[START Exercise data]
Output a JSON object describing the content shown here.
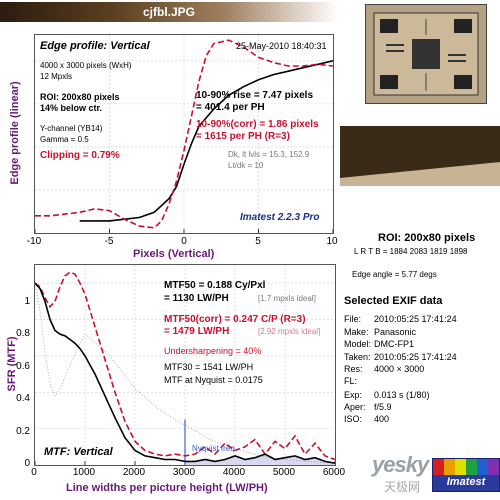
{
  "header": {
    "filename": "cjfbl.JPG",
    "gradient_colors": [
      "#2a1c0e",
      "#5a4020",
      "#a08060",
      "#ffffff"
    ]
  },
  "thumbnail": {
    "icon": "test-chart-thumbnail-icon"
  },
  "roi_crop": {
    "dark_color": "#3a2a18",
    "light_color": "#c8b494"
  },
  "edge_panel": {
    "title": "Edge profile: Vertical",
    "date": "25-May-2010 18:40:31",
    "info_lines": [
      "4000 x 3000 pixels (WxH)",
      "12 Mpxls"
    ],
    "roi_line1": "ROI: 200x80 pixels",
    "roi_line2": "14% below ctr.",
    "channel": "Y-channel (YB14)",
    "gamma": "Gamma = 0.5",
    "clipping": "Clipping = 0.79%",
    "rise_line1": "10-90% rise = 7.47 pixels",
    "rise_line2": "= 401.4 per PH",
    "corr_line1": "10-90%(corr) = 1.86 pixels",
    "corr_line2": "= 1615 per PH  (R=3)",
    "levels_line1": "Dk, lt lvls = 15.3, 152.9",
    "levels_line2": "Lt/dk = 10",
    "brand": "Imatest 2.2.3 Pro",
    "ylabel": "Edge profile (linear)",
    "xlabel": "Pixels (Vertical)",
    "xticks": [
      "-10",
      "-5",
      "0",
      "5",
      "10"
    ]
  },
  "mtf_panel": {
    "mtf50_line1": "MTF50 = 0.188 Cy/Pxl",
    "mtf50_line2": "= 1130 LW/PH",
    "mtf50_ideal": "[1.7 mpxls ideal]",
    "corr_line1": "MTF50(corr) = 0.247 C/P  (R=3)",
    "corr_line2": "= 1479 LW/PH",
    "corr_ideal": "[2.92 mpxls ideal]",
    "undersharpening": "Undersharpening = 40%",
    "mtf30": "MTF30 = 1541 LW/PH",
    "nyquist_mtf": "MTF at Nyquist = 0.0175",
    "nyquist_label": "Nyquist freq.",
    "title": "MTF: Vertical",
    "ylabel": "SFR (MTF)",
    "xlabel": "Line widths per picture height (LW/PH)",
    "xticks": [
      "0",
      "1000",
      "2000",
      "3000",
      "4000",
      "5000",
      "6000"
    ],
    "yticks": [
      "0",
      "0.2",
      "0.4",
      "0.6",
      "0.8",
      "1"
    ]
  },
  "roi_info": {
    "title": "ROI: 200x80 pixels",
    "lrtb": "L R T B = 1884 2083  1819 1898",
    "edge_angle": "Edge angle = 5.77 degs"
  },
  "exif": {
    "title": "Selected EXIF data",
    "rows": [
      {
        "key": "File:",
        "value": "2010:05:25 17:41:24"
      },
      {
        "key": "Make:",
        "value": "Panasonic"
      },
      {
        "key": "Model:",
        "value": "DMC-FP1"
      },
      {
        "key": "Taken:",
        "value": "2010:05:25 17:41:24"
      },
      {
        "key": "Res:",
        "value": "4000 × 3000"
      },
      {
        "key": "FL:",
        "value": ""
      },
      {
        "key": "Exp:",
        "value": "0.013 s  (1/80)"
      },
      {
        "key": "Aper:",
        "value": "f/5.9"
      },
      {
        "key": "ISO:",
        "value": "400"
      }
    ]
  },
  "watermarks": {
    "yesky": "yesky",
    "yesky_cn": "天极网",
    "imatest": "Imatest"
  },
  "chart_data": [
    {
      "type": "line",
      "title": "Edge profile: Vertical",
      "xlabel": "Pixels (Vertical)",
      "ylabel": "Edge profile (linear)",
      "xlim": [
        -10,
        10
      ],
      "ylim": [
        0,
        1.15
      ],
      "colors": {
        "raw": "#000000",
        "corrected": "#c8102e"
      },
      "series": [
        {
          "role": "raw",
          "x": [
            -7,
            -6,
            -5,
            -4,
            -3,
            -2,
            -1,
            -0.5,
            0,
            0.5,
            1,
            2,
            3,
            4,
            5,
            6,
            7,
            8,
            9,
            10
          ],
          "values": [
            0.07,
            0.07,
            0.07,
            0.08,
            0.09,
            0.12,
            0.2,
            0.27,
            0.4,
            0.52,
            0.62,
            0.72,
            0.8,
            0.85,
            0.89,
            0.92,
            0.94,
            0.96,
            0.98,
            1.0
          ]
        },
        {
          "role": "corrected",
          "x": [
            -10,
            -9,
            -8,
            -7,
            -6,
            -5,
            -4,
            -3,
            -2,
            -1.5,
            -1,
            -0.5,
            0,
            0.5,
            1,
            1.5,
            2,
            3,
            4,
            5,
            6,
            7,
            8,
            9,
            10
          ],
          "values": [
            0.1,
            0.1,
            0.11,
            0.12,
            0.14,
            0.13,
            0.08,
            0.04,
            0.03,
            0.07,
            0.17,
            0.3,
            0.48,
            0.68,
            0.88,
            1.03,
            1.1,
            1.12,
            1.08,
            1.02,
            0.99,
            0.97,
            0.97,
            0.98,
            0.97
          ]
        }
      ]
    },
    {
      "type": "line",
      "title": "MTF: Vertical",
      "xlabel": "Line widths per picture height (LW/PH)",
      "ylabel": "SFR (MTF)",
      "xlim": [
        0,
        6000
      ],
      "ylim": [
        0,
        1.1
      ],
      "nyquist": 3000,
      "colors": {
        "raw": "#000000",
        "corrected": "#c8102e",
        "ideal": "#999999",
        "nyquist": "#5577dd",
        "fill": "#d8d8ee"
      },
      "series": [
        {
          "role": "raw",
          "x": [
            0,
            100,
            200,
            300,
            400,
            500,
            600,
            700,
            800,
            900,
            1000,
            1200,
            1400,
            1600,
            1800,
            2000,
            2200,
            2400,
            2600,
            2800,
            3000,
            3200,
            3400,
            3600,
            3800,
            4000,
            4200,
            4400,
            4600,
            4800,
            5000,
            5200,
            5400,
            5600,
            5800,
            6000
          ],
          "values": [
            1.0,
            0.97,
            0.9,
            0.8,
            0.74,
            0.72,
            0.71,
            0.69,
            0.67,
            0.64,
            0.6,
            0.5,
            0.38,
            0.26,
            0.15,
            0.08,
            0.05,
            0.04,
            0.03,
            0.03,
            0.02,
            0.02,
            0.03,
            0.02,
            0.03,
            0.05,
            0.03,
            0.04,
            0.06,
            0.03,
            0.04,
            0.05,
            0.03,
            0.04,
            0.02,
            0.01
          ]
        },
        {
          "role": "corrected",
          "x": [
            0,
            100,
            200,
            300,
            400,
            500,
            600,
            700,
            800,
            900,
            1000,
            1200,
            1400,
            1600,
            1800,
            2000,
            2200,
            2400,
            2600,
            2800,
            3000,
            3200,
            3400,
            3600,
            3800,
            4000,
            4200,
            4400,
            4600,
            4800,
            5000,
            5200,
            5400,
            5600,
            5800,
            6000
          ],
          "values": [
            1.0,
            0.98,
            0.92,
            0.87,
            0.9,
            0.98,
            1.04,
            1.06,
            1.05,
            1.0,
            0.94,
            0.76,
            0.58,
            0.4,
            0.24,
            0.13,
            0.08,
            0.06,
            0.05,
            0.06,
            0.05,
            0.06,
            0.1,
            0.06,
            0.12,
            0.08,
            0.1,
            0.14,
            0.06,
            0.13,
            0.09,
            0.16,
            0.06,
            0.12,
            0.05,
            0.03
          ]
        },
        {
          "role": "ideal",
          "x": [
            0,
            100,
            200,
            300,
            400,
            500,
            700,
            1000,
            1500,
            2000,
            2500,
            3000,
            3500,
            4000,
            4500,
            5000,
            5500,
            6000
          ],
          "values": [
            1.0,
            0.85,
            0.62,
            0.45,
            0.38,
            0.42,
            0.55,
            0.72,
            0.6,
            0.42,
            0.3,
            0.22,
            0.14,
            0.09,
            0.05,
            0.03,
            0.02,
            0.01
          ]
        }
      ]
    }
  ]
}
[END Exercise data]
- [Instructions to follow] Write the entries above out again exactly, but not the pictures.

- [Completed exercise]
Output a JSON object describing the content shown here.
{
  "header": {
    "filename": "cjfbl.JPG",
    "gradient_colors": [
      "#2a1c0e",
      "#5a4020",
      "#a08060",
      "#ffffff"
    ]
  },
  "thumbnail": {
    "icon": "test-chart-thumbnail-icon"
  },
  "roi_crop": {
    "dark_color": "#3a2a18",
    "light_color": "#c8b494"
  },
  "edge_panel": {
    "title": "Edge profile: Vertical",
    "date": "25-May-2010 18:40:31",
    "info_lines": [
      "4000 x 3000 pixels (WxH)",
      "12 Mpxls"
    ],
    "roi_line1": "ROI: 200x80 pixels",
    "roi_line2": "14% below ctr.",
    "channel": "Y-channel (YB14)",
    "gamma": "Gamma = 0.5",
    "clipping": "Clipping = 0.79%",
    "rise_line1": "10-90% rise = 7.47 pixels",
    "rise_line2": "= 401.4 per PH",
    "corr_line1": "10-90%(corr) = 1.86 pixels",
    "corr_line2": "= 1615 per PH  (R=3)",
    "levels_line1": "Dk, lt lvls = 15.3, 152.9",
    "levels_line2": "Lt/dk = 10",
    "brand": "Imatest 2.2.3 Pro",
    "ylabel": "Edge profile (linear)",
    "xlabel": "Pixels (Vertical)",
    "xticks": [
      "-10",
      "-5",
      "0",
      "5",
      "10"
    ]
  },
  "mtf_panel": {
    "mtf50_line1": "MTF50 = 0.188 Cy/Pxl",
    "mtf50_line2": "= 1130 LW/PH",
    "mtf50_ideal": "[1.7 mpxls ideal]",
    "corr_line1": "MTF50(corr) = 0.247 C/P  (R=3)",
    "corr_line2": "= 1479 LW/PH",
    "corr_ideal": "[2.92 mpxls ideal]",
    "undersharpening": "Undersharpening = 40%",
    "mtf30": "MTF30 = 1541 LW/PH",
    "nyquist_mtf": "MTF at Nyquist = 0.0175",
    "nyquist_label": "Nyquist freq.",
    "title": "MTF: Vertical",
    "ylabel": "SFR (MTF)",
    "xlabel": "Line widths per picture height (LW/PH)",
    "xticks": [
      "0",
      "1000",
      "2000",
      "3000",
      "4000",
      "5000",
      "6000"
    ],
    "yticks": [
      "0",
      "0.2",
      "0.4",
      "0.6",
      "0.8",
      "1"
    ]
  },
  "roi_info": {
    "title": "ROI: 200x80 pixels",
    "lrtb": "L R T B = 1884 2083  1819 1898",
    "edge_angle": "Edge angle = 5.77 degs"
  },
  "exif": {
    "title": "Selected EXIF data",
    "rows": [
      {
        "key": "File:",
        "value": "2010:05:25 17:41:24"
      },
      {
        "key": "Make:",
        "value": "Panasonic"
      },
      {
        "key": "Model:",
        "value": "DMC-FP1"
      },
      {
        "key": "Taken:",
        "value": "2010:05:25 17:41:24"
      },
      {
        "key": "Res:",
        "value": "4000 × 3000"
      },
      {
        "key": "FL:",
        "value": ""
      },
      {
        "key": "Exp:",
        "value": "0.013 s  (1/80)"
      },
      {
        "key": "Aper:",
        "value": "f/5.9"
      },
      {
        "key": "ISO:",
        "value": "400"
      }
    ]
  },
  "watermarks": {
    "yesky": "yesky",
    "yesky_cn": "天极网",
    "imatest": "Imatest"
  },
  "chart_data": [
    {
      "type": "line",
      "title": "Edge profile: Vertical",
      "xlabel": "Pixels (Vertical)",
      "ylabel": "Edge profile (linear)",
      "xlim": [
        -10,
        10
      ],
      "ylim": [
        0,
        1.15
      ],
      "colors": {
        "raw": "#000000",
        "corrected": "#c8102e"
      },
      "series": [
        {
          "role": "raw",
          "x": [
            -7,
            -6,
            -5,
            -4,
            -3,
            -2,
            -1,
            -0.5,
            0,
            0.5,
            1,
            2,
            3,
            4,
            5,
            6,
            7,
            8,
            9,
            10
          ],
          "values": [
            0.07,
            0.07,
            0.07,
            0.08,
            0.09,
            0.12,
            0.2,
            0.27,
            0.4,
            0.52,
            0.62,
            0.72,
            0.8,
            0.85,
            0.89,
            0.92,
            0.94,
            0.96,
            0.98,
            1.0
          ]
        },
        {
          "role": "corrected",
          "x": [
            -10,
            -9,
            -8,
            -7,
            -6,
            -5,
            -4,
            -3,
            -2,
            -1.5,
            -1,
            -0.5,
            0,
            0.5,
            1,
            1.5,
            2,
            3,
            4,
            5,
            6,
            7,
            8,
            9,
            10
          ],
          "values": [
            0.1,
            0.1,
            0.11,
            0.12,
            0.14,
            0.13,
            0.08,
            0.04,
            0.03,
            0.07,
            0.17,
            0.3,
            0.48,
            0.68,
            0.88,
            1.03,
            1.1,
            1.12,
            1.08,
            1.02,
            0.99,
            0.97,
            0.97,
            0.98,
            0.97
          ]
        }
      ]
    },
    {
      "type": "line",
      "title": "MTF: Vertical",
      "xlabel": "Line widths per picture height (LW/PH)",
      "ylabel": "SFR (MTF)",
      "xlim": [
        0,
        6000
      ],
      "ylim": [
        0,
        1.1
      ],
      "nyquist": 3000,
      "colors": {
        "raw": "#000000",
        "corrected": "#c8102e",
        "ideal": "#999999",
        "nyquist": "#5577dd",
        "fill": "#d8d8ee"
      },
      "series": [
        {
          "role": "raw",
          "x": [
            0,
            100,
            200,
            300,
            400,
            500,
            600,
            700,
            800,
            900,
            1000,
            1200,
            1400,
            1600,
            1800,
            2000,
            2200,
            2400,
            2600,
            2800,
            3000,
            3200,
            3400,
            3600,
            3800,
            4000,
            4200,
            4400,
            4600,
            4800,
            5000,
            5200,
            5400,
            5600,
            5800,
            6000
          ],
          "values": [
            1.0,
            0.97,
            0.9,
            0.8,
            0.74,
            0.72,
            0.71,
            0.69,
            0.67,
            0.64,
            0.6,
            0.5,
            0.38,
            0.26,
            0.15,
            0.08,
            0.05,
            0.04,
            0.03,
            0.03,
            0.02,
            0.02,
            0.03,
            0.02,
            0.03,
            0.05,
            0.03,
            0.04,
            0.06,
            0.03,
            0.04,
            0.05,
            0.03,
            0.04,
            0.02,
            0.01
          ]
        },
        {
          "role": "corrected",
          "x": [
            0,
            100,
            200,
            300,
            400,
            500,
            600,
            700,
            800,
            900,
            1000,
            1200,
            1400,
            1600,
            1800,
            2000,
            2200,
            2400,
            2600,
            2800,
            3000,
            3200,
            3400,
            3600,
            3800,
            4000,
            4200,
            4400,
            4600,
            4800,
            5000,
            5200,
            5400,
            5600,
            5800,
            6000
          ],
          "values": [
            1.0,
            0.98,
            0.92,
            0.87,
            0.9,
            0.98,
            1.04,
            1.06,
            1.05,
            1.0,
            0.94,
            0.76,
            0.58,
            0.4,
            0.24,
            0.13,
            0.08,
            0.06,
            0.05,
            0.06,
            0.05,
            0.06,
            0.1,
            0.06,
            0.12,
            0.08,
            0.1,
            0.14,
            0.06,
            0.13,
            0.09,
            0.16,
            0.06,
            0.12,
            0.05,
            0.03
          ]
        },
        {
          "role": "ideal",
          "x": [
            0,
            100,
            200,
            300,
            400,
            500,
            700,
            1000,
            1500,
            2000,
            2500,
            3000,
            3500,
            4000,
            4500,
            5000,
            5500,
            6000
          ],
          "values": [
            1.0,
            0.85,
            0.62,
            0.45,
            0.38,
            0.42,
            0.55,
            0.72,
            0.6,
            0.42,
            0.3,
            0.22,
            0.14,
            0.09,
            0.05,
            0.03,
            0.02,
            0.01
          ]
        }
      ]
    }
  ]
}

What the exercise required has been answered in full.